--- Start of DOCUMENT SECTION ---

SERVICE AGREEMENT

This Service Agreement is made effective by and between the client, herein collectively, “The Client” and Global Solutions IT, Inc. herein collectively, “Provider”.

1.DESCRIPTION OF SERVICES.
Upon receipt of the first payment, “Provider” will provide to “The Client” the following services on a subscription plans described on this document “Terms and Conditions”

Website Hosting & Maintenance
Your website will be developed on a staging platform on our WPEngine Server. We will be using the WP Engine Hosting platform. Once the site is approved we will migrate the website to “The Client”‘s WPEngine account.

See the Website Hosting Agreement here

What you get from WP Engine:
• Amazon AWS, Azure, IBM, Google Cloud or Digital Ocean
• 15 GB of bandwidth out aggregated across all AWS services
• Proprietary Caching System for increased loading speeds
• 24 Hour complete back up of your website.
• If your site gets hacked WPEngine promises to restore it
• 24/7 Chat Customer Support with a real WordPress Expert

Logo Design, Specialty Fonts, and Colors
“Provider” will offer to create a logo if “The Client” does not have one. If “The Client” does not approve the logo designed by “Provider”, then it is the sole responsibility of “The Client” to have one made for the website.If “The Client” request a specialty font, “The Client” must provide the name of the font and must purchase it.“The Client” must provide the desired colors for the website.

Email Set up, Domain Names & Forwarding
“Provider” is responsible and will set up an email associated with the domain name. In case “The Client” already has the domain, “Provider” will ask if the client want to migrate to our server.

Service After Completion of  Website to “The Client”
Any additional requests for service made by “The Client” for work to be done on the site after it is ready to by launched and live, herein collectively “Launched and Live”, shall be submitted as a ticket, herein collectively “Ticket” and subject to a service charge of $75 per build hour.
Prior to the site being “Launched and Live”, “The Client” will be allowed to make a one-time submission for requests for changes to the website. Any and all changes will be made at the sole discretion of “The Web Designer”.

Once “The Web Designer” has completed the website and all change requests by “The Client” are made by “The Web Designer”, the site MUST be “Launched and Live”. No website will be allowed to remain unlaunched on our server for more that 30 days after completion and change request are made and completed by “The Web Designer”. After 30 days, the website will be automatically “Launched and Live”.

Page and Page Content
“The Client” must provide “The Web Designer” any and all desired content, including images, hyperlinks and branded items specific to the pages, prior to the website being “Launched and Live”. If “The Client” does not submit any specific content, “The Web Designer” will add standard content in order to build the page(s).

--- End of DOCUMENT SECTION ---
--- Start of SUPPLIED ENTRIES ---

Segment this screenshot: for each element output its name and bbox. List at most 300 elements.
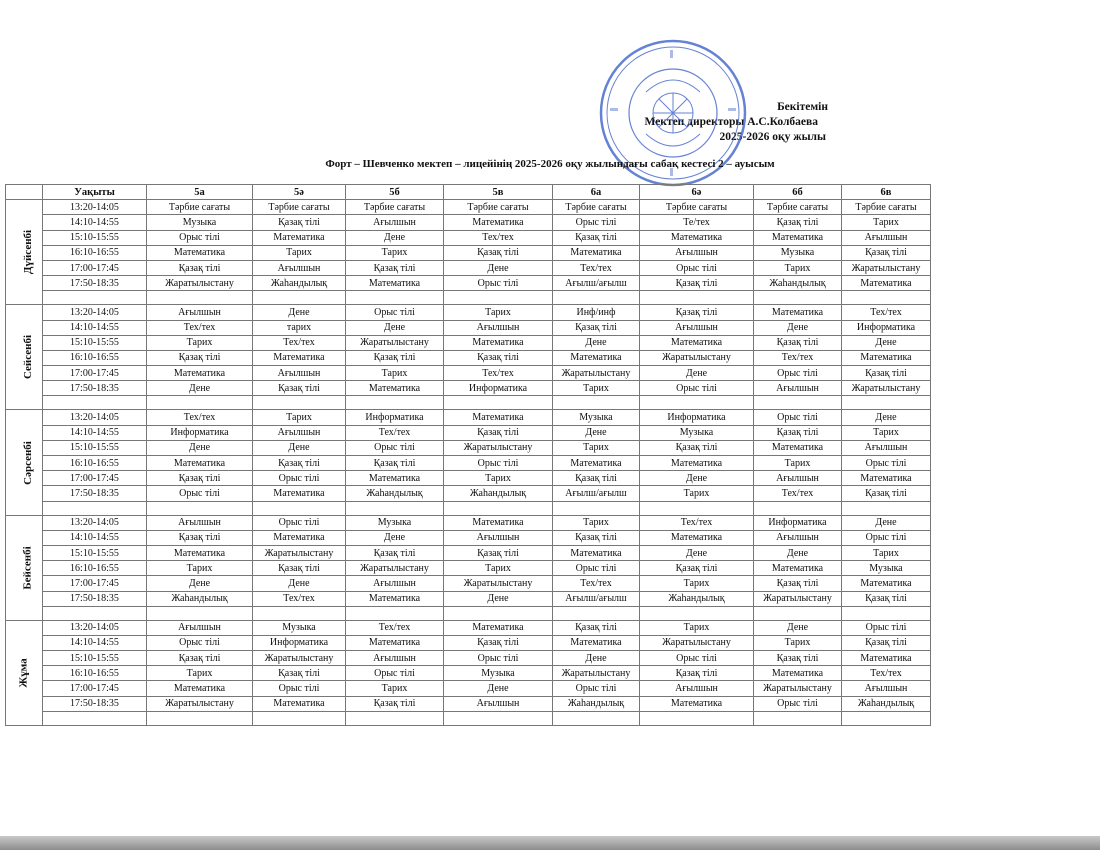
lesson-cell: Дене <box>147 576 253 591</box>
day-label-text: Бейсенбі <box>21 545 34 590</box>
lesson-cell: Ағылшын <box>842 440 931 455</box>
day-label-text: Дүйсенбі <box>22 230 35 275</box>
day-label-text: Жұма <box>17 658 30 688</box>
table-row <box>6 366 931 381</box>
header-cell: 5ә <box>253 185 346 200</box>
empty-cell <box>147 606 253 620</box>
lesson-cell: Тех/тех <box>754 350 842 365</box>
lesson-cell: Жаратылыстану <box>640 350 754 365</box>
lesson-cell: Тәрбие сағаты <box>253 200 346 215</box>
lesson-cell: Ағылшын <box>346 576 444 591</box>
lesson-cell: Қазақ тілі <box>444 425 553 440</box>
lesson-cell: Информатика <box>253 635 346 650</box>
lesson-cell: Қазақ тілі <box>842 591 931 606</box>
empty-cell <box>640 396 754 410</box>
empty-cell <box>253 711 346 725</box>
empty-cell <box>444 291 553 305</box>
lesson-cell: Тарих <box>346 245 444 260</box>
empty-cell <box>444 396 553 410</box>
lesson-cell: тарих <box>253 320 346 335</box>
lesson-cell: Тарих <box>253 410 346 425</box>
lesson-cell: Тәрбие сағаты <box>444 200 553 215</box>
lesson-cell: Жаһандылық <box>842 696 931 711</box>
empty-cell <box>346 396 444 410</box>
table-row <box>6 381 931 396</box>
lesson-cell: Тех/тех <box>640 515 754 530</box>
lesson-cell: Орыс тілі <box>754 366 842 381</box>
day-label <box>6 200 43 305</box>
lesson-cell: Математика <box>147 456 253 471</box>
lesson-cell: Тарих <box>640 576 754 591</box>
day-label <box>6 410 43 515</box>
lesson-cell: Дене <box>842 335 931 350</box>
lesson-cell: Қазақ тілі <box>253 666 346 681</box>
lesson-cell: Ағылш/ағылш <box>553 276 640 291</box>
lesson-cell: Дене <box>754 545 842 560</box>
lesson-cell: Ағылшын <box>842 681 931 696</box>
lesson-cell: Математика <box>444 215 553 230</box>
time-cell: 17:50-18:35 <box>43 486 147 501</box>
time-cell: 14:10-14:55 <box>43 320 147 335</box>
lesson-cell: Тәрбие сағаты <box>842 200 931 215</box>
lesson-cell: Қазақ тілі <box>842 486 931 501</box>
lesson-cell: Ағылшын <box>640 320 754 335</box>
lesson-cell: Жаһандылық <box>147 591 253 606</box>
table-row <box>6 486 931 501</box>
lesson-cell: Математика <box>444 620 553 635</box>
empty-cell <box>147 711 253 725</box>
lesson-cell: Жаратылыстану <box>253 651 346 666</box>
lesson-cell: Жаһандылық <box>444 486 553 501</box>
table-row <box>6 305 931 320</box>
header-cell: 5а <box>147 185 253 200</box>
empty-cell <box>640 606 754 620</box>
table-row <box>6 350 931 365</box>
lesson-cell: Орыс тілі <box>754 696 842 711</box>
lesson-cell: Қазақ тілі <box>754 335 842 350</box>
header-cell: 5б <box>346 185 444 200</box>
lesson-cell: Қазақ тілі <box>640 561 754 576</box>
lesson-cell: Орыс тілі <box>253 681 346 696</box>
lesson-cell: Математика <box>346 635 444 650</box>
lesson-cell: Жаратылыстану <box>444 576 553 591</box>
lesson-cell: Математика <box>754 305 842 320</box>
lesson-cell: Тәрбие сағаты <box>553 200 640 215</box>
lesson-cell: Музыка <box>253 620 346 635</box>
empty-cell <box>553 396 640 410</box>
lesson-cell: Ағылшын <box>346 651 444 666</box>
lesson-cell: Дене <box>754 620 842 635</box>
lesson-cell: Ағылшын <box>842 230 931 245</box>
empty-cell <box>640 711 754 725</box>
table-row <box>6 456 931 471</box>
lesson-cell: Тарих <box>640 486 754 501</box>
lesson-cell: Математика <box>346 591 444 606</box>
lesson-cell: Математика <box>253 230 346 245</box>
lesson-cell: Тех/тех <box>253 591 346 606</box>
lesson-cell: Математика <box>346 381 444 396</box>
lesson-cell: Математика <box>754 666 842 681</box>
empty-cell <box>43 501 147 515</box>
lesson-cell: Математика <box>754 230 842 245</box>
lesson-cell: Математика <box>640 696 754 711</box>
lesson-cell: Орыс тілі <box>253 471 346 486</box>
time-cell: 15:10-15:55 <box>43 545 147 560</box>
lesson-cell: Информатика <box>147 425 253 440</box>
lesson-cell: Ағылшын <box>444 696 553 711</box>
lesson-cell: Музыка <box>640 425 754 440</box>
spacer-row <box>6 501 931 515</box>
table-row <box>6 530 931 545</box>
lesson-cell: Ағылшын <box>253 366 346 381</box>
table-row <box>6 545 931 560</box>
lesson-cell: Тех/тех <box>754 486 842 501</box>
lesson-cell: Орыс тілі <box>842 456 931 471</box>
lesson-cell: Жаратылыстану <box>640 635 754 650</box>
lesson-cell: Орыс тілі <box>444 456 553 471</box>
lesson-cell: Тарих <box>842 425 931 440</box>
lesson-cell: Музыка <box>346 515 444 530</box>
lesson-cell: Қазақ тілі <box>444 545 553 560</box>
lesson-cell: Қазақ тілі <box>640 305 754 320</box>
lesson-cell: Тарих <box>147 335 253 350</box>
lesson-cell: Орыс тілі <box>842 620 931 635</box>
lesson-cell: Музыка <box>147 215 253 230</box>
lesson-cell: Информатика <box>346 410 444 425</box>
table-row <box>6 260 931 275</box>
lesson-cell: Жаһандылық <box>640 591 754 606</box>
lesson-cell: Қазақ тілі <box>253 561 346 576</box>
lesson-cell: Математика <box>444 335 553 350</box>
lesson-cell: Математика <box>842 350 931 365</box>
empty-cell <box>346 606 444 620</box>
empty-cell <box>253 606 346 620</box>
empty-cell <box>754 291 842 305</box>
lesson-cell: Қазақ тілі <box>640 666 754 681</box>
header-day <box>6 185 43 200</box>
lesson-cell: Орыс тілі <box>147 486 253 501</box>
empty-cell <box>553 606 640 620</box>
table-row <box>6 666 931 681</box>
empty-cell <box>553 711 640 725</box>
lesson-cell: Ағылшын <box>754 381 842 396</box>
lesson-cell: Тарих <box>553 515 640 530</box>
lesson-cell: Қазақ тілі <box>640 276 754 291</box>
lesson-cell: Қазақ тілі <box>253 381 346 396</box>
lesson-cell: Ағылшын <box>754 471 842 486</box>
time-cell: 16:10-16:55 <box>43 350 147 365</box>
time-cell: 17:50-18:35 <box>43 696 147 711</box>
lesson-cell: Дене <box>553 335 640 350</box>
lesson-cell: Дене <box>444 260 553 275</box>
lesson-cell: Қазақ тілі <box>754 215 842 230</box>
table-row <box>6 425 931 440</box>
time-cell: 17:00-17:45 <box>43 681 147 696</box>
time-cell: 15:10-15:55 <box>43 335 147 350</box>
lesson-cell: Математика <box>842 651 931 666</box>
time-cell: 14:10-14:55 <box>43 425 147 440</box>
lesson-cell: Жаратылыстану <box>147 276 253 291</box>
lesson-cell: Тарих <box>253 245 346 260</box>
empty-cell <box>444 711 553 725</box>
lesson-cell: Дене <box>253 440 346 455</box>
empty-cell <box>253 291 346 305</box>
lesson-cell: Жаратылыстану <box>346 561 444 576</box>
lesson-cell: Жаратылыстану <box>346 335 444 350</box>
lesson-cell: Орыс тілі <box>553 681 640 696</box>
time-cell: 17:50-18:35 <box>43 276 147 291</box>
lesson-cell: Математика <box>640 456 754 471</box>
lesson-cell: Орыс тілі <box>253 515 346 530</box>
lesson-cell: Математика <box>640 530 754 545</box>
lesson-cell: Тәрбие сағаты <box>346 200 444 215</box>
lesson-cell: Математика <box>754 561 842 576</box>
empty-cell <box>842 501 931 515</box>
empty-cell <box>43 711 147 725</box>
lesson-cell: Тәрбие сағаты <box>754 200 842 215</box>
lesson-cell: Тарих <box>346 681 444 696</box>
lesson-cell: Дене <box>553 425 640 440</box>
lesson-cell: Қазақ тілі <box>842 245 931 260</box>
empty-cell <box>346 711 444 725</box>
lesson-cell: Математика <box>253 696 346 711</box>
lesson-cell: Дене <box>640 471 754 486</box>
lesson-cell: Қазақ тілі <box>147 530 253 545</box>
lesson-cell: Жаратылыстану <box>754 681 842 696</box>
time-cell: 14:10-14:55 <box>43 635 147 650</box>
table-row <box>6 620 931 635</box>
lesson-cell: Математика <box>553 635 640 650</box>
day-label-text: Сәрсенбі <box>21 440 34 485</box>
empty-cell <box>253 501 346 515</box>
lesson-cell: Қазақ тілі <box>346 260 444 275</box>
lesson-cell: Қазақ тілі <box>253 215 346 230</box>
lesson-cell: Қазақ тілі <box>842 635 931 650</box>
header-row <box>6 185 931 200</box>
lesson-cell: Математика <box>553 456 640 471</box>
schedule-table <box>5 184 931 726</box>
lesson-cell: Музыка <box>553 410 640 425</box>
schedule-title: Форт – Шевченко мектеп – лицейінің 2025-2026 оқу жылындағы сабақ кестесі 2 – ауысым <box>325 158 775 170</box>
empty-cell <box>842 291 931 305</box>
lesson-cell: Тех/тех <box>553 576 640 591</box>
lesson-cell: Қазақ тілі <box>754 651 842 666</box>
time-cell: 17:00-17:45 <box>43 471 147 486</box>
lesson-cell: Музыка <box>842 561 931 576</box>
lesson-cell: Математика <box>253 530 346 545</box>
lesson-cell: Тех/тех <box>842 305 931 320</box>
table-row <box>6 635 931 650</box>
lesson-cell: Жаратылыстану <box>444 440 553 455</box>
empty-cell <box>754 501 842 515</box>
lesson-cell: Тәрбие сағаты <box>640 200 754 215</box>
time-cell: 13:20-14:05 <box>43 305 147 320</box>
empty-cell <box>253 396 346 410</box>
spacer-row <box>6 396 931 410</box>
lesson-cell: Дене <box>253 305 346 320</box>
lesson-cell: Математика <box>640 335 754 350</box>
lesson-cell: Математика <box>147 245 253 260</box>
lesson-cell: Математика <box>253 486 346 501</box>
lesson-cell: Қазақ тілі <box>346 545 444 560</box>
day-label <box>6 515 43 620</box>
time-cell: 16:10-16:55 <box>43 666 147 681</box>
lesson-cell: Орыс тілі <box>640 260 754 275</box>
lesson-cell: Тех/тех <box>346 425 444 440</box>
lesson-cell: Информатика <box>444 381 553 396</box>
empty-cell <box>43 396 147 410</box>
lesson-cell: Математика <box>444 515 553 530</box>
time-cell: 17:50-18:35 <box>43 591 147 606</box>
table-row <box>6 335 931 350</box>
lesson-cell: Инф/инф <box>553 305 640 320</box>
empty-cell <box>754 396 842 410</box>
time-cell: 16:10-16:55 <box>43 561 147 576</box>
lesson-cell: Тех/тех <box>147 320 253 335</box>
scan-edge <box>0 836 1100 850</box>
empty-cell <box>754 711 842 725</box>
lesson-cell: Дене <box>147 440 253 455</box>
lesson-cell: Тарих <box>754 456 842 471</box>
lesson-cell: Ағылшын <box>346 215 444 230</box>
lesson-cell: Жаһандылық <box>754 276 842 291</box>
table-row <box>6 576 931 591</box>
table-row <box>6 440 931 455</box>
lesson-cell: Қазақ тілі <box>346 696 444 711</box>
lesson-cell: Қазақ тілі <box>147 260 253 275</box>
time-cell: 15:10-15:55 <box>43 440 147 455</box>
lesson-cell: Дене <box>640 366 754 381</box>
lesson-cell: Математика <box>553 245 640 260</box>
time-cell: 15:10-15:55 <box>43 651 147 666</box>
lesson-cell: Қазақ тілі <box>147 651 253 666</box>
lesson-cell: Орыс тілі <box>640 381 754 396</box>
lesson-cell: Ағылш/ағылш <box>553 591 640 606</box>
time-cell: 13:20-14:05 <box>43 515 147 530</box>
lesson-cell: Жаратылыстану <box>553 666 640 681</box>
lesson-cell: Қазақ тілі <box>553 230 640 245</box>
lesson-cell: Жаратылыстану <box>842 381 931 396</box>
lesson-cell: Математика <box>842 576 931 591</box>
lesson-cell: Тех/тех <box>346 620 444 635</box>
lesson-cell: Математика <box>444 410 553 425</box>
lesson-cell: Ағылшын <box>147 515 253 530</box>
header-cell: Уақыты <box>43 185 147 200</box>
lesson-cell: Тех/тех <box>147 410 253 425</box>
lesson-cell: Ағылшын <box>754 530 842 545</box>
lesson-cell: Қазақ тілі <box>553 530 640 545</box>
lesson-cell: Тарих <box>842 545 931 560</box>
lesson-cell: Орыс тілі <box>147 230 253 245</box>
lesson-cell: Тарих <box>754 635 842 650</box>
lesson-cell: Орыс тілі <box>553 561 640 576</box>
time-cell: 14:10-14:55 <box>43 530 147 545</box>
time-cell: 17:00-17:45 <box>43 576 147 591</box>
lesson-cell: Математика <box>346 471 444 486</box>
time-cell: 13:20-14:05 <box>43 410 147 425</box>
approval-heading: Бекітемін <box>777 101 828 113</box>
empty-cell <box>147 501 253 515</box>
lesson-cell: Информатика <box>754 515 842 530</box>
empty-cell <box>842 606 931 620</box>
lesson-cell: Қазақ тілі <box>444 350 553 365</box>
lesson-cell: Қазақ тілі <box>640 440 754 455</box>
lesson-cell: Орыс тілі <box>346 666 444 681</box>
lesson-cell: Тарих <box>553 440 640 455</box>
lesson-cell: Ағылшын <box>444 530 553 545</box>
empty-cell <box>640 501 754 515</box>
table-row <box>6 245 931 260</box>
lesson-cell: Орыс тілі <box>754 410 842 425</box>
lesson-cell: Орыс тілі <box>346 440 444 455</box>
empty-cell <box>346 291 444 305</box>
lesson-cell: Ағылш/ағылш <box>553 486 640 501</box>
lesson-cell: Қазақ тілі <box>253 456 346 471</box>
lesson-cell: Тех/тех <box>842 666 931 681</box>
time-cell: 13:20-14:05 <box>43 200 147 215</box>
lesson-cell: Қазақ тілі <box>754 576 842 591</box>
table-row <box>6 471 931 486</box>
header-cell: 6ә <box>640 185 754 200</box>
time-cell: 13:20-14:05 <box>43 620 147 635</box>
lesson-cell: Дене <box>253 576 346 591</box>
lesson-cell: Қазақ тілі <box>147 471 253 486</box>
lesson-cell: Жаратылыстану <box>147 696 253 711</box>
lesson-cell: Тарих <box>640 620 754 635</box>
empty-cell <box>553 291 640 305</box>
lesson-cell: Дене <box>346 530 444 545</box>
lesson-cell: Жаратылыстану <box>553 366 640 381</box>
lesson-cell: Математика <box>147 366 253 381</box>
header-cell: 6б <box>754 185 842 200</box>
lesson-cell: Математика <box>346 276 444 291</box>
lesson-cell: Жаратылыстану <box>754 591 842 606</box>
lesson-cell: Қазақ тілі <box>147 350 253 365</box>
lesson-cell: Орыс тілі <box>444 651 553 666</box>
lesson-cell: Жаһандылық <box>346 486 444 501</box>
empty-cell <box>842 711 931 725</box>
lesson-cell: Қазақ тілі <box>444 245 553 260</box>
lesson-cell: Математика <box>147 681 253 696</box>
lesson-cell: Орыс тілі <box>346 305 444 320</box>
time-cell: 14:10-14:55 <box>43 215 147 230</box>
lesson-cell: Қазақ тілі <box>842 366 931 381</box>
empty-cell <box>346 501 444 515</box>
lesson-cell: Орыс тілі <box>640 651 754 666</box>
header-cell: 6а <box>553 185 640 200</box>
table-row <box>6 276 931 291</box>
empty-cell <box>147 291 253 305</box>
lesson-cell: Орыс тілі <box>842 530 931 545</box>
time-cell: 17:00-17:45 <box>43 366 147 381</box>
table-row <box>6 696 931 711</box>
day-label <box>6 305 43 410</box>
time-cell: 16:10-16:55 <box>43 456 147 471</box>
lesson-cell: Жаһандылық <box>253 276 346 291</box>
lesson-cell: Ағылшын <box>444 320 553 335</box>
lesson-cell: Дене <box>640 545 754 560</box>
lesson-cell: Тарих <box>754 260 842 275</box>
lesson-cell: Қазақ тілі <box>553 471 640 486</box>
lesson-cell: Жаһандылық <box>553 696 640 711</box>
lesson-cell: Тех/тех <box>444 230 553 245</box>
lesson-cell: Орыс тілі <box>553 215 640 230</box>
lesson-cell: Орыс тілі <box>147 635 253 650</box>
lesson-cell: Ағылшын <box>253 425 346 440</box>
table-row <box>6 410 931 425</box>
table-row <box>6 215 931 230</box>
lesson-cell: Музыка <box>754 245 842 260</box>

--- End of SUPPLIED ENTRIES ---

■ EXERCISE GOAL
Edit the stretch of the service agreement from "Website Hosting &" through "of your website.", putting "development platform" in place of "staging platform".

■ ANSWER TO THE TASK
Website Hosting & Maintenance
Your website will be developed on a development platform on our WPEngine Server. We will be using the WP Engine Hosting platform. Once the site is approved we will migrate the website to “The Client”‘s WPEngine account.

See the Website Hosting Agreement here

What you get from WP Engine:
• Amazon AWS, Azure, IBM, Google Cloud or Digital Ocean
• 15 GB of bandwidth out aggregated across all AWS services
• Proprietary Caching System for increased loading speeds
• 24 Hour complete back up of your website.